-- START OF Excerpted passage --

Although bullying can occur with kids of any weight, overweight children tend to be at higher risk for bullying. This can lead to a number of consequences, including a negative body image, she says.
In recognition of National Bullying Prevention Month, we spoke to Dr. Taylor about ways parents can tackle this issue with their kids.
How to help your child deal with weight-related bullying:
1) Assure your child that he is loved. Your child may be feeling unaccepted, unwanted and alone. Remind your child how much you love him and how special he is. Point out the people around him who love him and who value all the positive things about him. Focus on the positives in your child’s life.
2) Listen. Sometimes parents want to immediately problem solve. Before any actions are taken, try to connect to your child’s emotions first. Ask your child to tell you in his own words what the issue is. Find out if this is an isolated case, or if it’s a pattern.

-- END OF Excerpted passage --

■ **Tasks and exercises**
A) Repeat the passage on weight-related bullying word for word, starting with "In recognition of" and going on through "your child’s life.".
B) Answer these questions from the passage on weight-related bullying:
(i) Which children does it say tend to be at higher risk for bullying?
(ii) What observance is named as the occasion for the conversation?
(iii) Before any actions are taken, what should parents first try to connect to?

-- START OF Supplied records --

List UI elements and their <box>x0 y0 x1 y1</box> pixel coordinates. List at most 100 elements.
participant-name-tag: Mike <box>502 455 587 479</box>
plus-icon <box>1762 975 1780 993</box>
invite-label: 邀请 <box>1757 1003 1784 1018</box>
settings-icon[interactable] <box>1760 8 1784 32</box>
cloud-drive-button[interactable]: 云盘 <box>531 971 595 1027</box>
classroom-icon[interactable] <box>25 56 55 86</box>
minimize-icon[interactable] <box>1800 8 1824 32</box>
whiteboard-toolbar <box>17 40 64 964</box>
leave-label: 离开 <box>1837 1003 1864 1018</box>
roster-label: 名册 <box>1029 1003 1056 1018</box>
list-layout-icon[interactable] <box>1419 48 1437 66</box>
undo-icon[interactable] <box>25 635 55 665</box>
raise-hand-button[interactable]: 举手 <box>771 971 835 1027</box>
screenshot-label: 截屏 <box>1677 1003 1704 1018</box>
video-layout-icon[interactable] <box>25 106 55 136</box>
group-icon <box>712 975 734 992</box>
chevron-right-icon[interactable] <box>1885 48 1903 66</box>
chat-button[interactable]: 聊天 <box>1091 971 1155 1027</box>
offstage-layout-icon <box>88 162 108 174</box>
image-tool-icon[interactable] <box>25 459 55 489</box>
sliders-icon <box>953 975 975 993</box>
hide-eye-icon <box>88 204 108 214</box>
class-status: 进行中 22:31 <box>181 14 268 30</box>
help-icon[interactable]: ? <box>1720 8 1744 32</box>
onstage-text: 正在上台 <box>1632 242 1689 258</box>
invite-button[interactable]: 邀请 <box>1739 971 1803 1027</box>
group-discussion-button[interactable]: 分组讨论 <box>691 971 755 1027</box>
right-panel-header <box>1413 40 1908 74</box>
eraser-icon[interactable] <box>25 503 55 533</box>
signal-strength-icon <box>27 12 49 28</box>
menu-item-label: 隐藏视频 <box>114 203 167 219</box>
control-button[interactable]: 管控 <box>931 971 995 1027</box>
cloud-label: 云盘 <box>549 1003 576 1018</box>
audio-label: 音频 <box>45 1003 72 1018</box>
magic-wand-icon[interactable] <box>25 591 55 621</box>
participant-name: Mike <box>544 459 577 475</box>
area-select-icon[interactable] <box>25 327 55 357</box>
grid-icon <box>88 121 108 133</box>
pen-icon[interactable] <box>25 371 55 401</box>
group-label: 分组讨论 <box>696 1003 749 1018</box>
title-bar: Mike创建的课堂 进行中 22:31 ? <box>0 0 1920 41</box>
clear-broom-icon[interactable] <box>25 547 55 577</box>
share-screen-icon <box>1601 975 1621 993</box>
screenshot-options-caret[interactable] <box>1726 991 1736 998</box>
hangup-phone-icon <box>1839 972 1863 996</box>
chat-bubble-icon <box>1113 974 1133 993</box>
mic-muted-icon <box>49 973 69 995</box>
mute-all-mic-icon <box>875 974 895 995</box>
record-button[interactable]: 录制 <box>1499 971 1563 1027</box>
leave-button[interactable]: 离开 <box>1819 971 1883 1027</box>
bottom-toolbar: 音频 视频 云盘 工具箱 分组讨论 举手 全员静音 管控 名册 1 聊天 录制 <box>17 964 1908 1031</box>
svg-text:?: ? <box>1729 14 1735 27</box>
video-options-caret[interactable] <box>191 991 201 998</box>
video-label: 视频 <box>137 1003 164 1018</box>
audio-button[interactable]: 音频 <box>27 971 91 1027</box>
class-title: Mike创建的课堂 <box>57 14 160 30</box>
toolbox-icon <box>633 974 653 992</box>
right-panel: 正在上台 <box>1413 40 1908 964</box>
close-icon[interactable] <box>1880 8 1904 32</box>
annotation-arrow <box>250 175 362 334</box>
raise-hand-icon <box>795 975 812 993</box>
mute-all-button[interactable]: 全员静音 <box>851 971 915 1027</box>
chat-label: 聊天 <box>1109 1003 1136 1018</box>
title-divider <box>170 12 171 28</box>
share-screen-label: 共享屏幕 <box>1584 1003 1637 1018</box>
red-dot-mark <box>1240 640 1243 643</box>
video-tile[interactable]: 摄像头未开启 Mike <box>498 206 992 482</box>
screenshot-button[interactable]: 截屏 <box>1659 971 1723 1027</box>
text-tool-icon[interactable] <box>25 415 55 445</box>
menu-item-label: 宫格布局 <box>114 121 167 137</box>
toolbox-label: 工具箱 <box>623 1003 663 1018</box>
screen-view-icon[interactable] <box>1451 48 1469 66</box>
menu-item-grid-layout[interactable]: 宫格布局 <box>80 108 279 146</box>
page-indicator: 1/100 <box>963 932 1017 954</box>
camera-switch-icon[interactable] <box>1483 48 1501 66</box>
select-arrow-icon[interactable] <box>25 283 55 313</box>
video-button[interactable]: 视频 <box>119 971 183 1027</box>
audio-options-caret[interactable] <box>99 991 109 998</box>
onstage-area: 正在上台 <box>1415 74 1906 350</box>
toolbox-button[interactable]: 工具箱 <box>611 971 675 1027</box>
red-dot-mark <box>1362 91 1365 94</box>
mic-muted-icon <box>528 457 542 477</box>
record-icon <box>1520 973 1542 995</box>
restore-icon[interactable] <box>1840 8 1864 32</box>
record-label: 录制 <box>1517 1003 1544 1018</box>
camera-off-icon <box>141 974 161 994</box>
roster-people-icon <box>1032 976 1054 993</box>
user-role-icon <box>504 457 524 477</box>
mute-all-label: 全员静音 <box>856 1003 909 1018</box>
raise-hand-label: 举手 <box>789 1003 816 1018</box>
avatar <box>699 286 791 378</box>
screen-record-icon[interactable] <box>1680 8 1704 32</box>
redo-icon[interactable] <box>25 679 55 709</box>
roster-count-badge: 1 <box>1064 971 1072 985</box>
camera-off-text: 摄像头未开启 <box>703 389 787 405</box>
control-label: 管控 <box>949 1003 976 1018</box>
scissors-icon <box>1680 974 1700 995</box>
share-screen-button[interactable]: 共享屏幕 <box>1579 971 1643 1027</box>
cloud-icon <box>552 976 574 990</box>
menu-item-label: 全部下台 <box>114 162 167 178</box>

-- END OF Supplied records --

■ **Worked solutions**
A)
In recognition of National Bullying Prevention Month, we spoke to Dr. Taylor about ways parents can tackle this issue with their kids.
How to help your child deal with weight-related bullying:
1) Assure your child that he is loved. Your child may be feeling unaccepted, unwanted and alone. Remind your child how much you love him and how special he is. Point out the people around him who love him and who value all the positive things about him. Focus on the positives in your child’s life.

B)
(i) Overweight children.
(ii) National Bullying Prevention Month.
(iii) Their child's emotions.